INFORMATION SHOWN:
□ □ □ □

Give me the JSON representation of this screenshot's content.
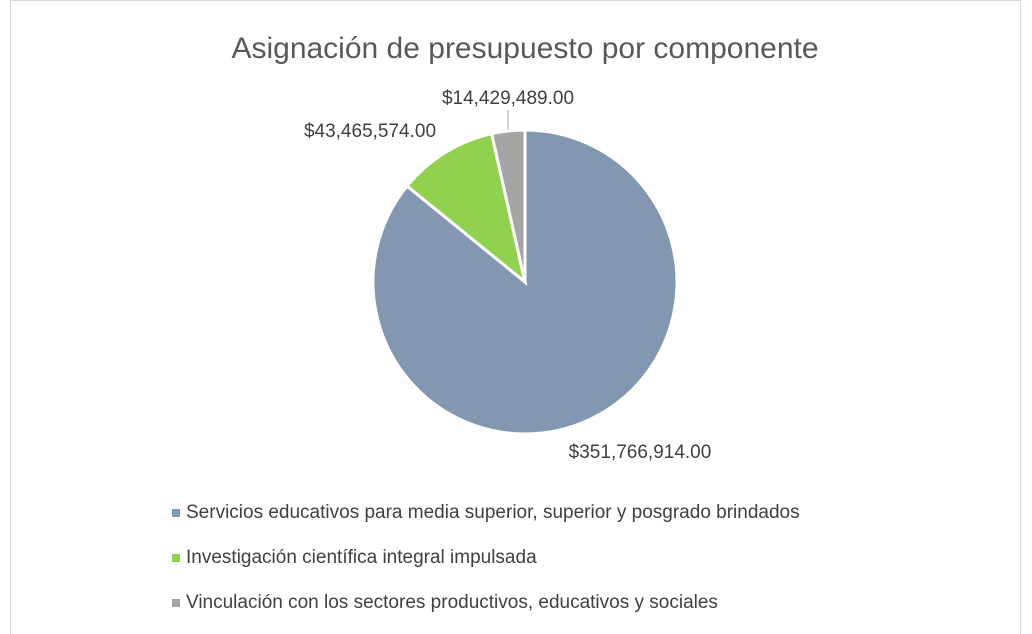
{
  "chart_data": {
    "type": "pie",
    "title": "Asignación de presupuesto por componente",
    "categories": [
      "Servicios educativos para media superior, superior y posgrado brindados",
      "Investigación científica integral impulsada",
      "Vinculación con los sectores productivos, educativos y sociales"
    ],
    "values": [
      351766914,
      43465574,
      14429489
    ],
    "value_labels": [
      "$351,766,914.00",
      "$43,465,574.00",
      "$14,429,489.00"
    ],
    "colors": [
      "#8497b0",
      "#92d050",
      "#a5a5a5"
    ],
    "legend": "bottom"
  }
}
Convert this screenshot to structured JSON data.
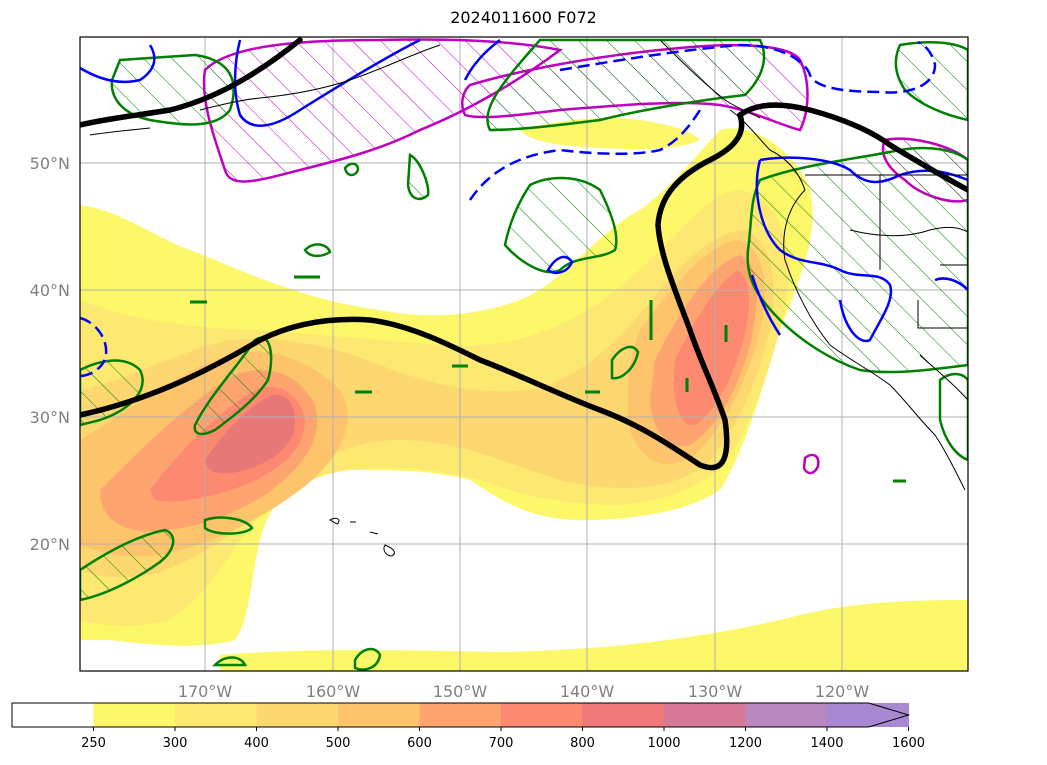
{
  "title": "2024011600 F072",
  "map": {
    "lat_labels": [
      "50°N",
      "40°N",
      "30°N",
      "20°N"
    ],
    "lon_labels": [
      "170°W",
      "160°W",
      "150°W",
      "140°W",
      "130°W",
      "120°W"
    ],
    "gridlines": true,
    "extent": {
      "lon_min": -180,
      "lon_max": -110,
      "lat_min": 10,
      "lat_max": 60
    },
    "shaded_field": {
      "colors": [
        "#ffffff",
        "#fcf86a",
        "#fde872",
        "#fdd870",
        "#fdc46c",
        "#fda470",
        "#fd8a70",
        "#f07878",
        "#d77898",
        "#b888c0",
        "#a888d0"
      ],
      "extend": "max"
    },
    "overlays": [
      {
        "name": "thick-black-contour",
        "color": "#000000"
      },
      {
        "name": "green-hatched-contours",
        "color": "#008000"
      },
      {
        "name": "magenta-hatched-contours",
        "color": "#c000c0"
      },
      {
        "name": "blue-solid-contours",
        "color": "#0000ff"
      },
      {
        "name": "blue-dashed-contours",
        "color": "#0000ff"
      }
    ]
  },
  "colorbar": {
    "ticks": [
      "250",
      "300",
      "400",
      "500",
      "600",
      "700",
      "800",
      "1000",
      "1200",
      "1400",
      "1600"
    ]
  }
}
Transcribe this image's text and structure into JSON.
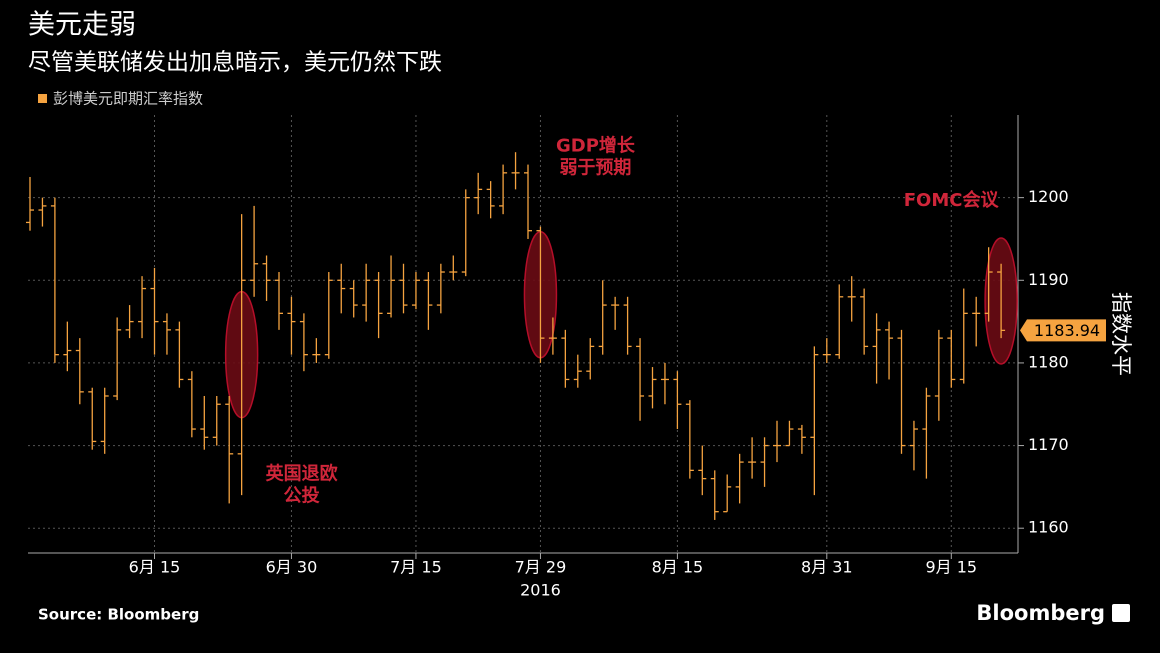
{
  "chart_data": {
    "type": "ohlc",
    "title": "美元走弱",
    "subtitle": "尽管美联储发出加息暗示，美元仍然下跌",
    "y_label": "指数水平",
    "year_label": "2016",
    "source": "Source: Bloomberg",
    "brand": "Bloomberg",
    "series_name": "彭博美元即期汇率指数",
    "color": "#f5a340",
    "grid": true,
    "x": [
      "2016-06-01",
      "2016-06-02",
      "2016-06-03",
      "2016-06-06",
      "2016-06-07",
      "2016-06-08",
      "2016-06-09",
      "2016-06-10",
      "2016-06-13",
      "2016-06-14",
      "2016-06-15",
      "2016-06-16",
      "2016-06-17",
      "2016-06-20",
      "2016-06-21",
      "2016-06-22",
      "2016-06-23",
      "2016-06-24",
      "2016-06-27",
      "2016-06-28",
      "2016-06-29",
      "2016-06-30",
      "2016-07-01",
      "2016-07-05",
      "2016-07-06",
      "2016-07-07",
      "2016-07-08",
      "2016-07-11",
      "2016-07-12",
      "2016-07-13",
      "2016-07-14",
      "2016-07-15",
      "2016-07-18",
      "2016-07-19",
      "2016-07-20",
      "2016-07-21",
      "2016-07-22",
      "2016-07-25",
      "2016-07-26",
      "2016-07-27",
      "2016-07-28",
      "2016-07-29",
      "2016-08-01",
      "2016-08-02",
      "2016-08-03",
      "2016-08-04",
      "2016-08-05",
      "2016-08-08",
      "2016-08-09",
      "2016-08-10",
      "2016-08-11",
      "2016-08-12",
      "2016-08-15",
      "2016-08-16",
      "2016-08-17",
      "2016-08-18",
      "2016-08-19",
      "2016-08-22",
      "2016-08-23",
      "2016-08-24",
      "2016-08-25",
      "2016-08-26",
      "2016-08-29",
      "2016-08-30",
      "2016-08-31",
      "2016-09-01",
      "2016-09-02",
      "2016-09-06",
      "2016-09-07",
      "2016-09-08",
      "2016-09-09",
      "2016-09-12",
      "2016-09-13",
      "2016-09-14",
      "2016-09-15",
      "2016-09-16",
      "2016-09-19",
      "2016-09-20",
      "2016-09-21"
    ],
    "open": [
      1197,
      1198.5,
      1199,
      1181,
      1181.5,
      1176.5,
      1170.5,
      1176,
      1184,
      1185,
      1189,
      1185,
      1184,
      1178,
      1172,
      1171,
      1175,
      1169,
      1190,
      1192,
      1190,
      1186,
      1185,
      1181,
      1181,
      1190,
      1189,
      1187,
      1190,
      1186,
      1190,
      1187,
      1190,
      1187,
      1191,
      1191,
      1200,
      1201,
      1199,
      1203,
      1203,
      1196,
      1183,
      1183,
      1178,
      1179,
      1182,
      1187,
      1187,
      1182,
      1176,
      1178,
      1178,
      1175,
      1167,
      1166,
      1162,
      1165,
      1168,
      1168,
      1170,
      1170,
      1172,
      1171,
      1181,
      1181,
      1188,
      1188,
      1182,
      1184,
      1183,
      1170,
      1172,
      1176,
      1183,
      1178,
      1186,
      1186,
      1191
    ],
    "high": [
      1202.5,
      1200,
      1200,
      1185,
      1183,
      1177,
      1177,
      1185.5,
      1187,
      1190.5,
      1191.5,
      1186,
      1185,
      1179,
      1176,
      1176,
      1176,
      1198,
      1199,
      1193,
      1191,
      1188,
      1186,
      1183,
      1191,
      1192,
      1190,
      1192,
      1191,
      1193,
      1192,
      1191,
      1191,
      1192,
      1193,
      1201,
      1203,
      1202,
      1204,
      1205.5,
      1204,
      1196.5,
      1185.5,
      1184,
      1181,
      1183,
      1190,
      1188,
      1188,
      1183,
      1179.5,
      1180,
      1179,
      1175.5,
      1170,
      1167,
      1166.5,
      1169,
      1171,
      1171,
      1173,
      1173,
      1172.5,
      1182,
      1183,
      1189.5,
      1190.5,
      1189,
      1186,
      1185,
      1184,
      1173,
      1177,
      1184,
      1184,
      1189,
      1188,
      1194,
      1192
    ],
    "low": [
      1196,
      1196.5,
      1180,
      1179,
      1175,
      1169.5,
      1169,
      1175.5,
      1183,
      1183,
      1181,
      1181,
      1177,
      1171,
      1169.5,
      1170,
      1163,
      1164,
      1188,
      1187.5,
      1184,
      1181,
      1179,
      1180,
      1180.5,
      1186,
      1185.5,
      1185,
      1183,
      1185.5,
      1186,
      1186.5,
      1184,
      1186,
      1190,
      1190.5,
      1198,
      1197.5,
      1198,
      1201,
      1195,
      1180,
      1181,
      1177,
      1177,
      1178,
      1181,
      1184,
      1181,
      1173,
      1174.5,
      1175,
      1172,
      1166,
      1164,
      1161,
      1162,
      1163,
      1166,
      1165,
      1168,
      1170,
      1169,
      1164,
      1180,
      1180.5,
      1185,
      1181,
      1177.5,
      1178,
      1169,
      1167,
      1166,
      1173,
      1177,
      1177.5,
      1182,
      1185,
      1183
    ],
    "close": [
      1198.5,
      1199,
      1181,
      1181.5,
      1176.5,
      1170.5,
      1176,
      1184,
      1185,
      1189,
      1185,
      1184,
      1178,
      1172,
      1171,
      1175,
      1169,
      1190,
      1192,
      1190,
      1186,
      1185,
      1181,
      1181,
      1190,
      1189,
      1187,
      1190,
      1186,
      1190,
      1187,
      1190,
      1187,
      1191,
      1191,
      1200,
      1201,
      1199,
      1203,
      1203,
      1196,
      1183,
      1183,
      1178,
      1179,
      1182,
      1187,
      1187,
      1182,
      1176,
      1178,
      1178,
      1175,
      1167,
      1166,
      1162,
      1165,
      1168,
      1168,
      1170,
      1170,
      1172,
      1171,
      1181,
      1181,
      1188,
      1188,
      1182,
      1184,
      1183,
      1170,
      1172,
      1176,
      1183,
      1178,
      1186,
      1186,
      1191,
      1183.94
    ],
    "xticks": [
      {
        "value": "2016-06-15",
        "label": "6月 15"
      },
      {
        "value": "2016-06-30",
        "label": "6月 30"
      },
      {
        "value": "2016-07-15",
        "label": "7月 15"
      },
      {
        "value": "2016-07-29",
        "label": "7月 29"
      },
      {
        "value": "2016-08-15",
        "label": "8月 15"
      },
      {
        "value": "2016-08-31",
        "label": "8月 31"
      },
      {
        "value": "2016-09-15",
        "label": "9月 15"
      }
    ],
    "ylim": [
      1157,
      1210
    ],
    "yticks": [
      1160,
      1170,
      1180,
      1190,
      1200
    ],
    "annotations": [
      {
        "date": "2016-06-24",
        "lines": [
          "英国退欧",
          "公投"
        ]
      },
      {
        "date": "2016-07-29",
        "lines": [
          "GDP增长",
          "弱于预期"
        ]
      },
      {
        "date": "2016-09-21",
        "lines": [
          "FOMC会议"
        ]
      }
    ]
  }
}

□ □ □ □

TO BE DONE:
Take every line from the records above that has the word "date" and copy it.

TASK RESPONSE:
        "date": "2016-06-24",
        "date": "2016-07-29",
        "date": "2016-09-21",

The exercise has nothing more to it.